**EXERCISE**
Give back the full material, exactly as it reads.
-=-=-
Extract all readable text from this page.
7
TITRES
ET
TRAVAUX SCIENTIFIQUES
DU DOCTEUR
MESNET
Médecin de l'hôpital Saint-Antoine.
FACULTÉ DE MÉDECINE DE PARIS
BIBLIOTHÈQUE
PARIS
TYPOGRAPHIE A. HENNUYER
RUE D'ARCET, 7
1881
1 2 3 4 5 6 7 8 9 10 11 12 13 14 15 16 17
-=-=-
**RESULT OF THE EXERCISE**
Extract all readable text from this page.
7
TITRES
ET
TRAVAUX SCIENTIFIQUES
DU DOCTEUR
MESNET
Médecin de l'hôpital Saint-Antoine.
FACULTÉ DE MÉDECINE DE PARIS
BIBLIOTHÈQUE
PARIS
TYPOGRAPHIE A. HENNUYER
RUE D'ARCET, 7
1881
1 2 3 4 5 6 7 8 9 10 11 12 13 14 15 16 17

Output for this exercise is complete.